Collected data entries
☆ ☆ ☆

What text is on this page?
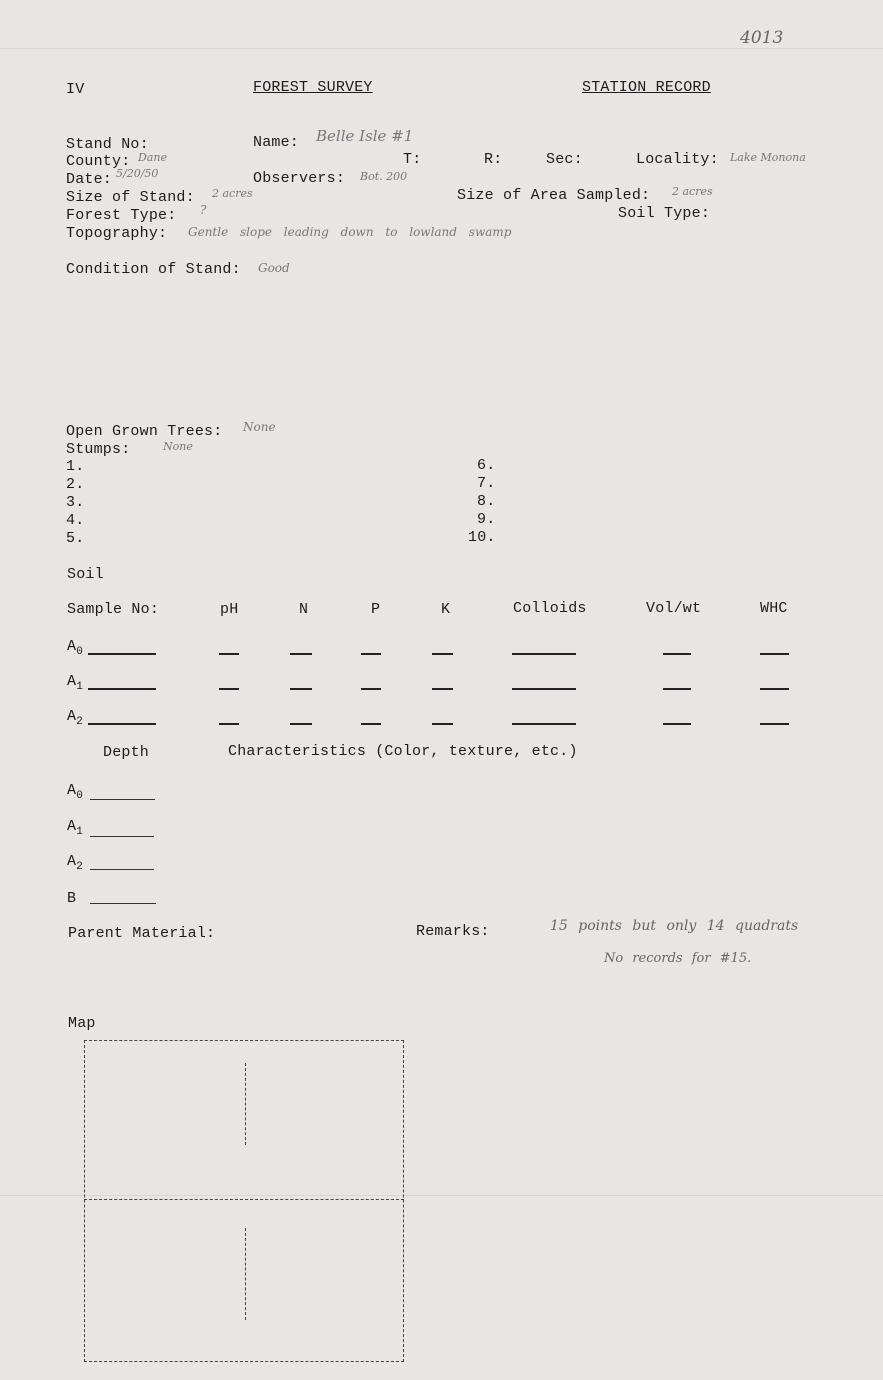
4013
IV	FOREST SURVEY	STATION RECORD
Stand No:	Name: Belle Isle #1
County: Dane	T:	R:	Sec:	Locality: Lake Monona
Date: 5/20/50	Observers: Bot. 200
Size of Stand: 2 acres	Size of Area Sampled: 2 acres
Forest Type: ?	Soil Type:
Topography: Gentle slope leading down to lowland swamp
Condition of Stand: Good
Open Grown Trees: None
Stumps:	None
1.
2.
3.
4.
5.
6.
7.
8.
9.
10.
Soil
Sample No:	pH	N	P	K	Colloids	Vol/wt	WHC
$A_0$
$A_1$
$A_2$
Depth	Characteristics (Color, texture, etc.)
$A_0$
$A_1$
$A_2$
B
Parent Material:	Remarks:	15 points but only 14 quadrats
No records for #15.
Map
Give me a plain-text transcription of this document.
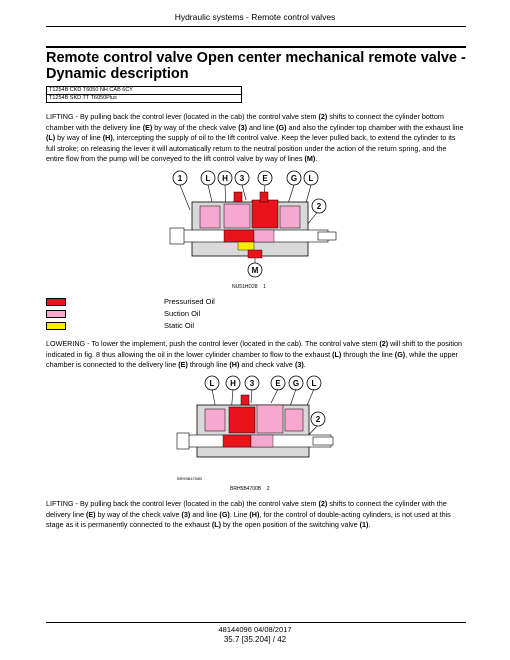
Hydraulic systems - Remote control valves
Remote control valve Open center mechanical remote valve - Dynamic description
T1254B CKD T6050 NH CAB 6CY
T1254B SKD TT T6050Plus

LIFTING - By pulling back the control lever (located in the cab) the control valve stem (2) shifts to connect the cylinder bottom chamber with the delivery line (E) by way of the check valve (3) and line (G) and also the cylinder top chamber with the exhaust line (L) by way of line (H), intercepting the supply of oil to the lift control valve. Keep the lever pulled back, to extend the cylinder to its full stroke; on releasing the lever it will automatically return to the neutral position under the action of the return spring, and the entire flow from the pump will be conveyed to the lift control valve by way of lines (M).

1	L H 3 E	G L
M
2
NU51HD28 1
Pressurised Oil
Suction Oil
Static Oil

LOWERING - To lower the implement, push the control lever (located in the cab). The control valve stem (2) will shift to the position indicated in fig. 8 thus allowing the oil in the lower cylinder chamber to flow to the exhaust (L) through the line (G), while the upper chamber is connected to the delivery line (E) through line (H) and check valve (3).

L H 3	E G L
2
BRH5B4700B
BRH5B4700B 2

LIFTING - By pulling back the control lever (located in the cab) the control valve stem (2) shifts to connect the cylinder with the delivery line (E) by way of the check valve (3) and line (G). Line (H), for the control of double-acting cylinders, is not used at this stage as it is permanently connected to the exhaust (L) by the open position of the switching valve (1).

48144096 04/08/2017
35.7 [35.204] / 42
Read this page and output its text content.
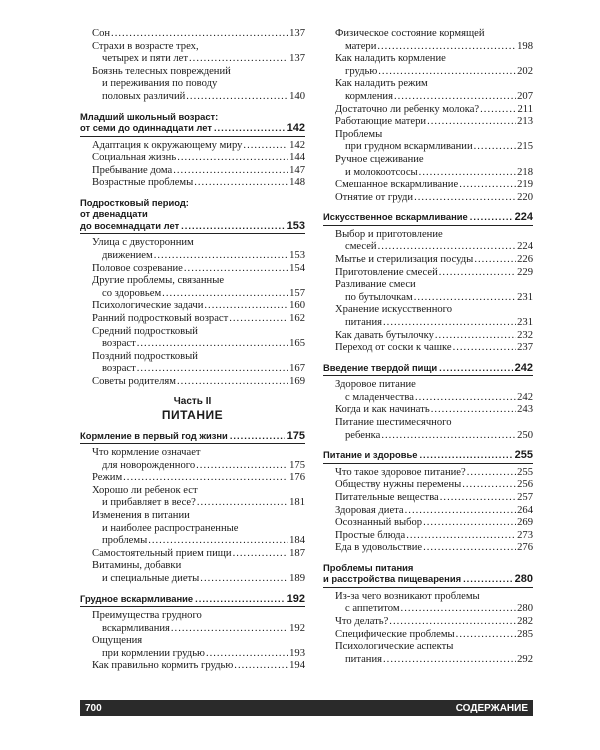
Сон .....	137
Страхи в возрасте трех,
четырех и пяти лет .....	137
Боязнь телесных повреждений
и переживания по поводу
половых различий .....	140
Младший школьный возраст:
от семи до одиннадцати лет .....	142
Адаптация к окружающему миру .....	142
Социальная жизнь .....	144
Пребывание дома .....	147
Возрастные проблемы .....	148
Подростковый период:
от двенадцати
до восемнадцати лет .....	153
Улица с двусторонним
движением .....	153
Половое созревание .....	154
Другие проблемы, связанные
со здоровьем .....	157
Психологические задачи .....	160
Ранний подростковый возраст .....	162
Средний подростковый
возраст .....	165
Поздний подростковый
возраст .....	167
Советы родителям .....	169
Часть II
ПИТАНИЕ
Кормление в первый год жизни .....	175
Что кормление означает
для новорожденного .....	175
Режим .....	176
Хорошо ли ребенок ест
и прибавляет в весе? .....	181
Изменения в питании
и наиболее распространенные
проблемы .....	184
Самостоятельный прием пищи .....	187
Витамины, добавки
и специальные диеты .....	189
Грудное вскармливание .....	192
Преимущества грудного
вскармливания .....	192
Ощущения
при кормлении грудью .....	193
Как правильно кормить грудью .....	194
Физическое состояние кормящей
матери .....	198
Как наладить кормление
грудью .....	202
Как наладить режим
кормления .....	207
Достаточно ли ребенку молока? .....	211
Работающие матери .....	213
Проблемы
при грудном вскармливании .....	215
Ручное сцеживание
и молокоотсосы .....	218
Смешанное вскармливание .....	219
Отнятие от груди .....	220
Искусственное вскармливание .....	224
Выбор и приготовление
смесей .....	224
Мытье и стерилизация посуды .....	226
Приготовление смесей .....	229
Разливание смеси
по бутылочкам .....	231
Хранение искусственного
питания .....	231
Как давать бутылочку .....	232
Переход от соски к чашке .....	237
Введение твердой пищи .....	242
Здоровое питание
с младенчества .....	242
Когда и как начинать .....	243
Питание шестимесячного
ребенка .....	250
Питание и здоровье .....	255
Что такое здоровое питание? .....	255
Обществу нужны перемены .....	256
Питательные вещества .....	257
Здоровая диета .....	264
Осознанный выбор .....	269
Простые блюда .....	273
Еда в удовольствие .....	276
Проблемы питания
и расстройства пищеварения .....	280
Из-за чего возникают проблемы
с аппетитом .....	280
Что делать? .....	282
Специфические проблемы .....	285
Психологические аспекты
питания .....	292
700	СОДЕРЖАНИЕ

☆ ☆ ☆

__Aim__: Filter out every line that lacks the word "this", and copy the rest.

__Exercise solution__:
What text is on this page?
Give me a plain-text transcription of this document.
LIFTING - By pulling back the control lever (located in the cab) the control valve stem (2) shifts to connect the cylinder with the delivery line (E) by way of the check valve (3) and line (G). Line (H), for the control of double-acting cylinders, is not used at this stage as it is permanently connected to the exhaust (L) by the open position of the switching valve (1).
Read this page and output its text content.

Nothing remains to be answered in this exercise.